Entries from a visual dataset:
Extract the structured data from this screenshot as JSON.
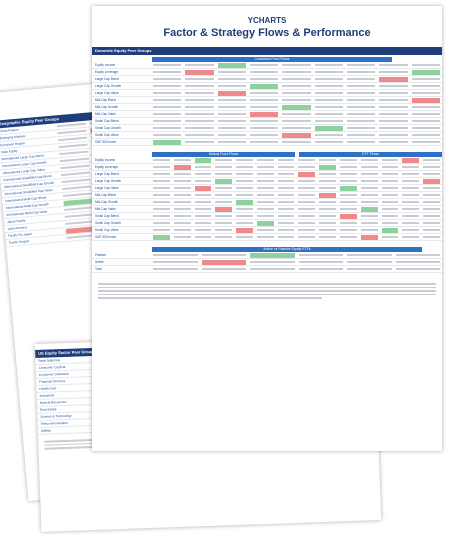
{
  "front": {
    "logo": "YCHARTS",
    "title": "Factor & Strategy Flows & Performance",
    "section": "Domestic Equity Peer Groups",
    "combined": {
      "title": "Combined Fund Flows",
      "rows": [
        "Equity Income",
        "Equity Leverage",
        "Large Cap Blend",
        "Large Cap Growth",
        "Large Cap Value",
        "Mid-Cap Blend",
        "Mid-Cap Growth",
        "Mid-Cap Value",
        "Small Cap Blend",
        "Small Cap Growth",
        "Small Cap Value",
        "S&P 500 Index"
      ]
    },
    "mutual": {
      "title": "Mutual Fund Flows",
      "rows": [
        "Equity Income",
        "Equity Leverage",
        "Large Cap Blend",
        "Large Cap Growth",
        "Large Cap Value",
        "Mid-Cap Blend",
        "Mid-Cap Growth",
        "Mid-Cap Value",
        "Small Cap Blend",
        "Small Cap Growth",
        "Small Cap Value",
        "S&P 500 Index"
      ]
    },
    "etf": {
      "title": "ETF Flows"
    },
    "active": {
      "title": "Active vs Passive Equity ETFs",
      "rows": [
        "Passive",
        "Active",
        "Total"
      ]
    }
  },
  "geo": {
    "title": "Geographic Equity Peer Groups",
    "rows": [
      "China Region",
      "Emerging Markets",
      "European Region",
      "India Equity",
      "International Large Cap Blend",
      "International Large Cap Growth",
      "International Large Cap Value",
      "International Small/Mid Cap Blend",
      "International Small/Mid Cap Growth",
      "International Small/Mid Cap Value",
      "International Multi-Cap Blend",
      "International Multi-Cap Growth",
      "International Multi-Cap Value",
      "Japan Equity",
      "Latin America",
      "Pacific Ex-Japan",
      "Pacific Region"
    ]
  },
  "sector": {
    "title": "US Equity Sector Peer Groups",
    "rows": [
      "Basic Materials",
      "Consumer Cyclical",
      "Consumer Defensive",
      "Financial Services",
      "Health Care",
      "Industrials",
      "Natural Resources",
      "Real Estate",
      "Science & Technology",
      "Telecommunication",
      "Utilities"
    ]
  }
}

**Stated problem**: Scan the entries above. Copy each line that has the string "Region".

**Solution to this exercise**:
      "China Region",
      "European Region",
      "Pacific Region"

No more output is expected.